For the copy, please give all of the data again exactly and leave the pictures out.

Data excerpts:
====
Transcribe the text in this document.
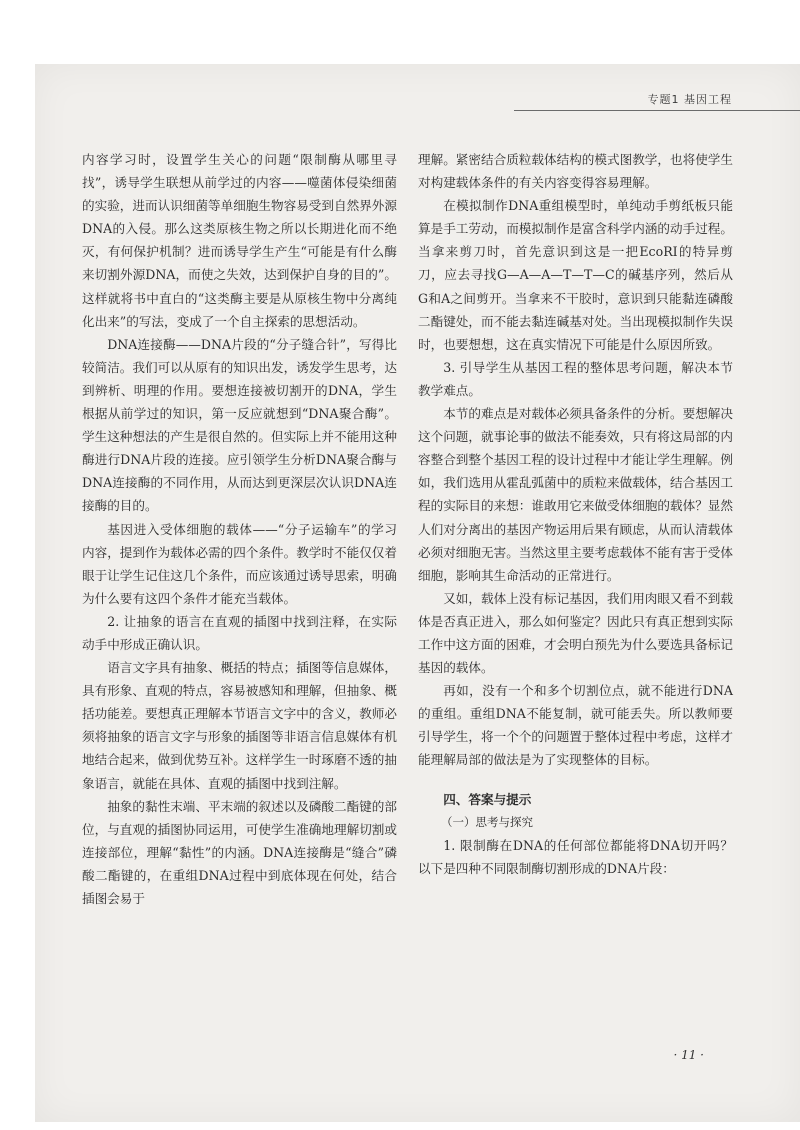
专题1 基因工程

内容学习时，设置学生关心的问题“限制酶从哪里寻找”，诱导学生联想从前学过的内容——噬菌体侵染细菌的实验，进而认识细菌等单细胞生物容易受到自然界外源DNA的入侵。那么这类原核生物之所以长期进化而不绝灭，有何保护机制？进而诱导学生产生“可能是有什么酶来切割外源DNA，而使之失效，达到保护自身的目的”。这样就将书中直白的“这类酶主要是从原核生物中分离纯化出来”的写法，变成了一个自主探索的思想活动。

DNA连接酶——DNA片段的“分子缝合针”，写得比较简洁。我们可以从原有的知识出发，诱发学生思考，达到辨析、明理的作用。要想连接被切割开的DNA，学生根据从前学过的知识，第一反应就想到“DNA聚合酶”。学生这种想法的产生是很自然的。但实际上并不能用这种酶进行DNA片段的连接。应引领学生分析DNA聚合酶与DNA连接酶的不同作用，从而达到更深层次认识DNA连接酶的目的。

基因进入受体细胞的载体——“分子运输车”的学习内容，提到作为载体必需的四个条件。教学时不能仅仅着眼于让学生记住这几个条件，而应该通过诱导思索，明确为什么要有这四个条件才能充当载体。

2. 让抽象的语言在直观的插图中找到注释，在实际动手中形成正确认识。

语言文字具有抽象、概括的特点；插图等信息媒体，具有形象、直观的特点，容易被感知和理解，但抽象、概括功能差。要想真正理解本节语言文字中的含义，教师必须将抽象的语言文字与形象的插图等非语言信息媒体有机地结合起来，做到优势互补。这样学生一时琢磨不透的抽象语言，就能在具体、直观的插图中找到注解。

抽象的黏性末端、平末端的叙述以及磷酸二酯键的部位，与直观的插图协同运用，可使学生准确地理解切割或连接部位，理解“黏性”的内涵。DNA连接酶是“缝合”磷酸二酯键的，在重组DNA过程中到底体现在何处，结合插图会易于

理解。紧密结合质粒载体结构的模式图教学，也将使学生对构建载体条件的有关内容变得容易理解。

在模拟制作DNA重组模型时，单纯动手剪纸板只能算是手工劳动，而模拟制作是富含科学内涵的动手过程。当拿来剪刀时，首先意识到这是一把EcoRI的特异剪刀，应去寻找G—A—A—T—T—C的碱基序列，然后从G和A之间剪开。当拿来不干胶时，意识到只能黏连磷酸二酯键处，而不能去黏连碱基对处。当出现模拟制作失误时，也要想想，这在真实情况下可能是什么原因所致。

3. 引导学生从基因工程的整体思考问题，解决本节教学难点。

本节的难点是对载体必须具备条件的分析。要想解决这个问题，就事论事的做法不能奏效，只有将这局部的内容整合到整个基因工程的设计过程中才能让学生理解。例如，我们选用从霍乱弧菌中的质粒来做载体，结合基因工程的实际目的来想：谁敢用它来做受体细胞的载体？显然人们对分离出的基因产物运用后果有顾虑，从而认清载体必须对细胞无害。当然这里主要考虑载体不能有害于受体细胞，影响其生命活动的正常进行。

又如，载体上没有标记基因，我们用肉眼又看不到载体是否真正进入，那么如何鉴定？因此只有真正想到实际工作中这方面的困难，才会明白预先为什么要选具备标记基因的载体。

再如，没有一个和多个切割位点，就不能进行DNA的重组。重组DNA不能复制，就可能丢失。所以教师要引导学生，将一个个的问题置于整体过程中考虑，这样才能理解局部的做法是为了实现整体的目标。

四、答案与提示

（一）思考与探究

1. 限制酶在DNA的任何部位都能将DNA切开吗？以下是四种不同限制酶切割形成的DNA片段：

· 11 ·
====
Output for this exercise =>
Transcribe the text in this document.
专题1 基因工程

内容学习时，设置学生关心的问题“限制酶从哪里寻找”，诱导学生联想从前学过的内容——噬菌体侵染细菌的实验，进而认识细菌等单细胞生物容易受到自然界外源DNA的入侵。那么这类原核生物之所以长期进化而不绝灭，有何保护机制？进而诱导学生产生“可能是有什么酶来切割外源DNA，而使之失效，达到保护自身的目的”。这样就将书中直白的“这类酶主要是从原核生物中分离纯化出来”的写法，变成了一个自主探索的思想活动。

DNA连接酶——DNA片段的“分子缝合针”，写得比较简洁。我们可以从原有的知识出发，诱发学生思考，达到辨析、明理的作用。要想连接被切割开的DNA，学生根据从前学过的知识，第一反应就想到“DNA聚合酶”。学生这种想法的产生是很自然的。但实际上并不能用这种酶进行DNA片段的连接。应引领学生分析DNA聚合酶与DNA连接酶的不同作用，从而达到更深层次认识DNA连接酶的目的。

基因进入受体细胞的载体——“分子运输车”的学习内容，提到作为载体必需的四个条件。教学时不能仅仅着眼于让学生记住这几个条件，而应该通过诱导思索，明确为什么要有这四个条件才能充当载体。

2. 让抽象的语言在直观的插图中找到注释，在实际动手中形成正确认识。

语言文字具有抽象、概括的特点；插图等信息媒体，具有形象、直观的特点，容易被感知和理解，但抽象、概括功能差。要想真正理解本节语言文字中的含义，教师必须将抽象的语言文字与形象的插图等非语言信息媒体有机地结合起来，做到优势互补。这样学生一时琢磨不透的抽象语言，就能在具体、直观的插图中找到注解。

抽象的黏性末端、平末端的叙述以及磷酸二酯键的部位，与直观的插图协同运用，可使学生准确地理解切割或连接部位，理解“黏性”的内涵。DNA连接酶是“缝合”磷酸二酯键的，在重组DNA过程中到底体现在何处，结合插图会易于

理解。紧密结合质粒载体结构的模式图教学，也将使学生对构建载体条件的有关内容变得容易理解。

在模拟制作DNA重组模型时，单纯动手剪纸板只能算是手工劳动，而模拟制作是富含科学内涵的动手过程。当拿来剪刀时，首先意识到这是一把EcoRI的特异剪刀，应去寻找G—A—A—T—T—C的碱基序列，然后从G和A之间剪开。当拿来不干胶时，意识到只能黏连磷酸二酯键处，而不能去黏连碱基对处。当出现模拟制作失误时，也要想想，这在真实情况下可能是什么原因所致。

3. 引导学生从基因工程的整体思考问题，解决本节教学难点。

本节的难点是对载体必须具备条件的分析。要想解决这个问题，就事论事的做法不能奏效，只有将这局部的内容整合到整个基因工程的设计过程中才能让学生理解。例如，我们选用从霍乱弧菌中的质粒来做载体，结合基因工程的实际目的来想：谁敢用它来做受体细胞的载体？显然人们对分离出的基因产物运用后果有顾虑，从而认清载体必须对细胞无害。当然这里主要考虑载体不能有害于受体细胞，影响其生命活动的正常进行。

又如，载体上没有标记基因，我们用肉眼又看不到载体是否真正进入，那么如何鉴定？因此只有真正想到实际工作中这方面的困难，才会明白预先为什么要选具备标记基因的载体。

再如，没有一个和多个切割位点，就不能进行DNA的重组。重组DNA不能复制，就可能丢失。所以教师要引导学生，将一个个的问题置于整体过程中考虑，这样才能理解局部的做法是为了实现整体的目标。

四、答案与提示

（一）思考与探究

1. 限制酶在DNA的任何部位都能将DNA切开吗？以下是四种不同限制酶切割形成的DNA片段：

· 11 ·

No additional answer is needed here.